Friday, July 31, 2015

The path back to Martial Arts and discovering UniVersal Connections...

"Sharpen your wisdom, distinguish principle and its opposite in the world, learn the good and bad of all things, experience all the arts and accomplishments and their various Ways, and act in a way so that you will not be taken in by anyone. This is the heart of the wisdom of the martial arts."
-Miyamoto Musashi, The Book of Five Rings; The Water Chapter, 'The Frame of Mind For The Martial Art."


   Martial Arts is sacred to me. Through it's practice I have come to know one of the deepest parts of my true self. It is a realm in which no excuse is valid since it demands discipline, sensitivity, focus and heart.

   My connection to Martial Arts started stretching it's roots when I discovered and began practicing Brazilian Jiu Jitsu (BJJ), but in reality my link to these ways are much more ancient. Even though it took me a long time to realize this...
Wrestler Stone Statue. Olmec.

■ **WORK INSTRUCTION A**:
Answer these about the blog post on returning to martial arts:
(i) Which chapter of The Book of Five Rings is the opening quotation drawn from?
(ii) What four things does the post say martial arts demands?
(iii) Discovering and practicing what first set the author's connection to martial arts growing?
■ **WORK INSTRUCTION B**: Write the next part of the blog post on returning to martial arts, picking up right after its final line.

■ **INFORMATION GIVEN**:

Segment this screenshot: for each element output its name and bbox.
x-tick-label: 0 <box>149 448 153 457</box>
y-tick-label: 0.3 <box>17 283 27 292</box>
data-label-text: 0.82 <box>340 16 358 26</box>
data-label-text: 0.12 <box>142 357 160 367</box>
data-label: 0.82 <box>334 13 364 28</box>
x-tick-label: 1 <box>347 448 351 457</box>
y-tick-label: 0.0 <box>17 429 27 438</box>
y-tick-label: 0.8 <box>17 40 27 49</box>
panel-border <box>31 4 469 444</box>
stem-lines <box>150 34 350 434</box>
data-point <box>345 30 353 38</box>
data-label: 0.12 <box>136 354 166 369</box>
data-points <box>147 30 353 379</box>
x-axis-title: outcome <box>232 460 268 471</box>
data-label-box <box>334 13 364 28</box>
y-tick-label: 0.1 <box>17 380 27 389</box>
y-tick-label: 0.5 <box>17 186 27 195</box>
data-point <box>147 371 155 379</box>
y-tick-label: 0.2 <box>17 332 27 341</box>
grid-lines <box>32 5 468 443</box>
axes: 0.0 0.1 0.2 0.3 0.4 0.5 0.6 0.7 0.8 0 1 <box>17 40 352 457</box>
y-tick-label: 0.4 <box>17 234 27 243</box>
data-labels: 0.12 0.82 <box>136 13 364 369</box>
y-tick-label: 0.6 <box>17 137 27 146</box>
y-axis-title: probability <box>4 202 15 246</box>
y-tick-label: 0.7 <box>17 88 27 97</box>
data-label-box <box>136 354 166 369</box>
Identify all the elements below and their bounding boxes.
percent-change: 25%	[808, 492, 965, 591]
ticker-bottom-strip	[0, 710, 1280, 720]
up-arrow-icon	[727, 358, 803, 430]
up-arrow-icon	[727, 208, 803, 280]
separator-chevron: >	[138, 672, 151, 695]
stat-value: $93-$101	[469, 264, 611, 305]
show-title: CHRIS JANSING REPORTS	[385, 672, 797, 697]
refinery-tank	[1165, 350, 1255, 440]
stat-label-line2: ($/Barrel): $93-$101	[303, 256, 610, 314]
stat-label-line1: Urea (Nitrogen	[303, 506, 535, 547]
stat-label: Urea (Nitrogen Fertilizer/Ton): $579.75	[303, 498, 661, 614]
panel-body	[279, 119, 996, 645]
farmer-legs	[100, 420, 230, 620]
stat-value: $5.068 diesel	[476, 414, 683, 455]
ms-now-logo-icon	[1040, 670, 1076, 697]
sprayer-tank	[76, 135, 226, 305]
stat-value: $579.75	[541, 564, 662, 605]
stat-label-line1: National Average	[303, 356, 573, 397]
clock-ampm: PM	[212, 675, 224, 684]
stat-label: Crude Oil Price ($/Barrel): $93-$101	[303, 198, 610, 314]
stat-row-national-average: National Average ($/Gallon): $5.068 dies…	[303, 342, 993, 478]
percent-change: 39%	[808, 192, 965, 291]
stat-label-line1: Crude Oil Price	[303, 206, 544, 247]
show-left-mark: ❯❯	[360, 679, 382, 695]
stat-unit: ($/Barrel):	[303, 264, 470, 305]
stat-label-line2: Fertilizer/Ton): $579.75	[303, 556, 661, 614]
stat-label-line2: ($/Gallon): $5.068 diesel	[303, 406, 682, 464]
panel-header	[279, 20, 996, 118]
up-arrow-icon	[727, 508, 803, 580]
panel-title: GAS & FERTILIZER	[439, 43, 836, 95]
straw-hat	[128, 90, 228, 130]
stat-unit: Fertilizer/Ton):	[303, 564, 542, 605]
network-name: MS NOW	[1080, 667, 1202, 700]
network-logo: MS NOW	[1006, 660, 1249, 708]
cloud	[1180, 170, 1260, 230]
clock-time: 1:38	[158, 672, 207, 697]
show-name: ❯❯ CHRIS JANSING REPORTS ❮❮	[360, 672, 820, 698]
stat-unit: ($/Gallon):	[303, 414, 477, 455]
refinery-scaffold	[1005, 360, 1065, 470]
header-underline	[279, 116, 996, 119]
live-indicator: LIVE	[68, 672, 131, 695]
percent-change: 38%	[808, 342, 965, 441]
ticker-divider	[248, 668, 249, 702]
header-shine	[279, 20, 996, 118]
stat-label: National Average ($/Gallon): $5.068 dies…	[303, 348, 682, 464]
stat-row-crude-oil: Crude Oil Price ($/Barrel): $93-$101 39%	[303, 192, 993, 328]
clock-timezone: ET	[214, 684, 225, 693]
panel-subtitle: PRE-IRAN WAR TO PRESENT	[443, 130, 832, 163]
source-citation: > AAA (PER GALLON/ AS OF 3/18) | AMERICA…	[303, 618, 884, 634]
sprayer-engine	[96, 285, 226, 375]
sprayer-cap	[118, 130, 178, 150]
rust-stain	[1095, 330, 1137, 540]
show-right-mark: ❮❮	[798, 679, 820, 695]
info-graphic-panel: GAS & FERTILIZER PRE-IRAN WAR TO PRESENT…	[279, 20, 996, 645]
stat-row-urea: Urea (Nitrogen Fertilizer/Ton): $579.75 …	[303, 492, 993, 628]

■ **YOUR RESPONSE A**:
(i) The Water Chapter
(ii) Discipline, sensitivity, focus and heart
(iii) Brazilian Jiu Jitsu (BJJ)

■ **YOUR RESPONSE B**:
I remember learning about BJJ and beginning to try some moves out with family and friends who were interested in knowing more about the art but had no means of practicing at a formal academy for different reasons, mostly economic. We would watch instructional videos and practice at home.  I remember the exciting anxiety of knowing the power of the lessons and techniques. I also remember the beginning stages of practice and the enraging discomfort of having another individual so close to my personal space and having to overcome this obstacle. Since I was usually one of the few or the only female during rolling sessions and I had to spar with males, I woke a savage desire to learn how to truly protect my self.
Shortly after the beginning stages of becoming familiar with BJJ, I became pregnant. My friends and family kept practicing while I kept trying to mentally analyze techniques and learn through the observation of others. I watched UFC events and documentaries on Martial Artists once in a while. Learning different perspectives of the term.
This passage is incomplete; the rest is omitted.